#### RECORDS PROVIDED

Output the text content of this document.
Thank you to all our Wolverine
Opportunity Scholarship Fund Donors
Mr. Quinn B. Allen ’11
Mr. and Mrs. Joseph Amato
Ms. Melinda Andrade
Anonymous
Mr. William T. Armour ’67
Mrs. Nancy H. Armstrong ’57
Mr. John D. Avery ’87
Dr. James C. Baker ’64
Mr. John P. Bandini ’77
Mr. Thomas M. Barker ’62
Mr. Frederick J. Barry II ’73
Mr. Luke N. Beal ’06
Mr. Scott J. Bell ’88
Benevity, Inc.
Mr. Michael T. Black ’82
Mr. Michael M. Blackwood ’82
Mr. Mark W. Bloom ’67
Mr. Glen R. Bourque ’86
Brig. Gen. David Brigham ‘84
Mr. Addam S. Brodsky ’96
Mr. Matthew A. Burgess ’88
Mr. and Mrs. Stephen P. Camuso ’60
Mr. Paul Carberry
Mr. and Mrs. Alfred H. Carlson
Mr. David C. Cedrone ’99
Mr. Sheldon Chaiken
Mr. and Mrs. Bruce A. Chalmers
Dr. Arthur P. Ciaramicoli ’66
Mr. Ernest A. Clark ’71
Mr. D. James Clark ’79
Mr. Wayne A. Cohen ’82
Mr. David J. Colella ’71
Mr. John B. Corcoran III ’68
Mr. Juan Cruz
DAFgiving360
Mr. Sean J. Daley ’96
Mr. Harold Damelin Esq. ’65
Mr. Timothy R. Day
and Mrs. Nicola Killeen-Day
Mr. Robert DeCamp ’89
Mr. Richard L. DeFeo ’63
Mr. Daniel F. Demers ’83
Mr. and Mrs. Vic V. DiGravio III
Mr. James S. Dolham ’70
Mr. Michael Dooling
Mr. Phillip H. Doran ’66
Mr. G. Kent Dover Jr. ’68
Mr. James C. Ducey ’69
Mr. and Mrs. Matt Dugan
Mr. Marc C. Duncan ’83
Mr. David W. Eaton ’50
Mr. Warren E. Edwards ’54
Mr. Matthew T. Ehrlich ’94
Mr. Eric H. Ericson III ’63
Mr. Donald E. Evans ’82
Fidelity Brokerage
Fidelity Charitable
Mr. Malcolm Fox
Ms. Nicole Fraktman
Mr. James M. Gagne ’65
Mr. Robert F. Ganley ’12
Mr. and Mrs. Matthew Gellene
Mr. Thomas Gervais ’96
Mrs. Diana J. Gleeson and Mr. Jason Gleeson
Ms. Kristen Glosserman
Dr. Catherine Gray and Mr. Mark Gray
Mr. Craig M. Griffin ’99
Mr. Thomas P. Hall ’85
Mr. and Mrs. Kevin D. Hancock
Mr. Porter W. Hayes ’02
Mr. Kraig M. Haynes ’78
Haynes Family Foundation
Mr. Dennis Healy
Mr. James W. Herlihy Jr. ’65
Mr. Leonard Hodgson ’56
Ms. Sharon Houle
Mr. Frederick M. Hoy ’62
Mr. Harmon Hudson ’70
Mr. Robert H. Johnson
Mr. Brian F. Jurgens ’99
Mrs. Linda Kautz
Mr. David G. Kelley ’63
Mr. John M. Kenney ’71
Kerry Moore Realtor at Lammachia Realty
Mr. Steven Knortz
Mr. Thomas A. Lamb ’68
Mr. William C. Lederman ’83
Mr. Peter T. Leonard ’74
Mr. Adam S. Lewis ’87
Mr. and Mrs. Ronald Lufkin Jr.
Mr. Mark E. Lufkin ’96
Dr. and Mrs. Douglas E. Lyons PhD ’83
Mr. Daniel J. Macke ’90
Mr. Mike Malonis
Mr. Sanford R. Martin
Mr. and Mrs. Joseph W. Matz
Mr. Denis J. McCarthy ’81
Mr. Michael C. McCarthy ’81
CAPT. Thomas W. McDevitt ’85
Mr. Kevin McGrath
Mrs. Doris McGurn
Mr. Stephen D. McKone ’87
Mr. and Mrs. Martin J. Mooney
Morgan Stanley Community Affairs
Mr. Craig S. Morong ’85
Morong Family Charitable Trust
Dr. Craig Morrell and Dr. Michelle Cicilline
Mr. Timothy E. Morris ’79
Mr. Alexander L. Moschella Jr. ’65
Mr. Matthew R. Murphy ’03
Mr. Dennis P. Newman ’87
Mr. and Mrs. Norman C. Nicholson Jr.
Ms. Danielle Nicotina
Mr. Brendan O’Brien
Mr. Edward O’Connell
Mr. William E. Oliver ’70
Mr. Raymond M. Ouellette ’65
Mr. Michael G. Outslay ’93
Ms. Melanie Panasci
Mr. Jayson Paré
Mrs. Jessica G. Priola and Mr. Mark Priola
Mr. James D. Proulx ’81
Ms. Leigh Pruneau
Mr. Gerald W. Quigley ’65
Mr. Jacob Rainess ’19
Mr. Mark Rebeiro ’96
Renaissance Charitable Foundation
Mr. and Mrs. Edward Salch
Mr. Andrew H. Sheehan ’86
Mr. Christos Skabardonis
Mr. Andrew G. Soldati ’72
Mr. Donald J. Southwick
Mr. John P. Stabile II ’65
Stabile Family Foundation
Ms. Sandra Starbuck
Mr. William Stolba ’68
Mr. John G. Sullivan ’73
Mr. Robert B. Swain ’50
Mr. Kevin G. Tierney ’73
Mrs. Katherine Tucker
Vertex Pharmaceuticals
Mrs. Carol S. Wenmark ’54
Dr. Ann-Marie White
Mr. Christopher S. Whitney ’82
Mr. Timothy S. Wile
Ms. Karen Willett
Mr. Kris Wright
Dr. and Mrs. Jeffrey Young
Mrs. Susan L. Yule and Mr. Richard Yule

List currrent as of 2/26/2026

########

• **TASK OBJECTIVE**: Restate the whole listing exactly.

• **SOLUTION FOR THIS TASK**:
Output the text content of this document.
Thank you to all our Wolverine
Opportunity Scholarship Fund Donors
Mr. Quinn B. Allen ’11
Mr. and Mrs. Joseph Amato
Ms. Melinda Andrade
Anonymous
Mr. William T. Armour ’67
Mrs. Nancy H. Armstrong ’57
Mr. John D. Avery ’87
Dr. James C. Baker ’64
Mr. John P. Bandini ’77
Mr. Thomas M. Barker ’62
Mr. Frederick J. Barry II ’73
Mr. Luke N. Beal ’06
Mr. Scott J. Bell ’88
Benevity, Inc.
Mr. Michael T. Black ’82
Mr. Michael M. Blackwood ’82
Mr. Mark W. Bloom ’67
Mr. Glen R. Bourque ’86
Brig. Gen. David Brigham ‘84
Mr. Addam S. Brodsky ’96
Mr. Matthew A. Burgess ’88
Mr. and Mrs. Stephen P. Camuso ’60
Mr. Paul Carberry
Mr. and Mrs. Alfred H. Carlson
Mr. David C. Cedrone ’99
Mr. Sheldon Chaiken
Mr. and Mrs. Bruce A. Chalmers
Dr. Arthur P. Ciaramicoli ’66
Mr. Ernest A. Clark ’71
Mr. D. James Clark ’79
Mr. Wayne A. Cohen ’82
Mr. David J. Colella ’71
Mr. John B. Corcoran III ’68
Mr. Juan Cruz
DAFgiving360
Mr. Sean J. Daley ’96
Mr. Harold Damelin Esq. ’65
Mr. Timothy R. Day
and Mrs. Nicola Killeen-Day
Mr. Robert DeCamp ’89
Mr. Richard L. DeFeo ’63
Mr. Daniel F. Demers ’83
Mr. and Mrs. Vic V. DiGravio III
Mr. James S. Dolham ’70
Mr. Michael Dooling
Mr. Phillip H. Doran ’66
Mr. G. Kent Dover Jr. ’68
Mr. James C. Ducey ’69
Mr. and Mrs. Matt Dugan
Mr. Marc C. Duncan ’83
Mr. David W. Eaton ’50
Mr. Warren E. Edwards ’54
Mr. Matthew T. Ehrlich ’94
Mr. Eric H. Ericson III ’63
Mr. Donald E. Evans ’82
Fidelity Brokerage
Fidelity Charitable
Mr. Malcolm Fox
Ms. Nicole Fraktman
Mr. James M. Gagne ’65
Mr. Robert F. Ganley ’12
Mr. and Mrs. Matthew Gellene
Mr. Thomas Gervais ’96
Mrs. Diana J. Gleeson and Mr. Jason Gleeson
Ms. Kristen Glosserman
Dr. Catherine Gray and Mr. Mark Gray
Mr. Craig M. Griffin ’99
Mr. Thomas P. Hall ’85
Mr. and Mrs. Kevin D. Hancock
Mr. Porter W. Hayes ’02
Mr. Kraig M. Haynes ’78
Haynes Family Foundation
Mr. Dennis Healy
Mr. James W. Herlihy Jr. ’65
Mr. Leonard Hodgson ’56
Ms. Sharon Houle
Mr. Frederick M. Hoy ’62
Mr. Harmon Hudson ’70
Mr. Robert H. Johnson
Mr. Brian F. Jurgens ’99
Mrs. Linda Kautz
Mr. David G. Kelley ’63
Mr. John M. Kenney ’71
Kerry Moore Realtor at Lammachia Realty
Mr. Steven Knortz
Mr. Thomas A. Lamb ’68
Mr. William C. Lederman ’83
Mr. Peter T. Leonard ’74
Mr. Adam S. Lewis ’87
Mr. and Mrs. Ronald Lufkin Jr.
Mr. Mark E. Lufkin ’96
Dr. and Mrs. Douglas E. Lyons PhD ’83
Mr. Daniel J. Macke ’90
Mr. Mike Malonis
Mr. Sanford R. Martin
Mr. and Mrs. Joseph W. Matz
Mr. Denis J. McCarthy ’81
Mr. Michael C. McCarthy ’81
CAPT. Thomas W. McDevitt ’85
Mr. Kevin McGrath
Mrs. Doris McGurn
Mr. Stephen D. McKone ’87
Mr. and Mrs. Martin J. Mooney
Morgan Stanley Community Affairs
Mr. Craig S. Morong ’85
Morong Family Charitable Trust
Dr. Craig Morrell and Dr. Michelle Cicilline
Mr. Timothy E. Morris ’79
Mr. Alexander L. Moschella Jr. ’65
Mr. Matthew R. Murphy ’03
Mr. Dennis P. Newman ’87
Mr. and Mrs. Norman C. Nicholson Jr.
Ms. Danielle Nicotina
Mr. Brendan O’Brien
Mr. Edward O’Connell
Mr. William E. Oliver ’70
Mr. Raymond M. Ouellette ’65
Mr. Michael G. Outslay ’93
Ms. Melanie Panasci
Mr. Jayson Paré
Mrs. Jessica G. Priola and Mr. Mark Priola
Mr. James D. Proulx ’81
Ms. Leigh Pruneau
Mr. Gerald W. Quigley ’65
Mr. Jacob Rainess ’19
Mr. Mark Rebeiro ’96
Renaissance Charitable Foundation
Mr. and Mrs. Edward Salch
Mr. Andrew H. Sheehan ’86
Mr. Christos Skabardonis
Mr. Andrew G. Soldati ’72
Mr. Donald J. Southwick
Mr. John P. Stabile II ’65
Stabile Family Foundation
Ms. Sandra Starbuck
Mr. William Stolba ’68
Mr. John G. Sullivan ’73
Mr. Robert B. Swain ’50
Mr. Kevin G. Tierney ’73
Mrs. Katherine Tucker
Vertex Pharmaceuticals
Mrs. Carol S. Wenmark ’54
Dr. Ann-Marie White
Mr. Christopher S. Whitney ’82
Mr. Timothy S. Wile
Ms. Karen Willett
Mr. Kris Wright
Dr. and Mrs. Jeffrey Young
Mrs. Susan L. Yule and Mr. Richard Yule

List currrent as of 2/26/2026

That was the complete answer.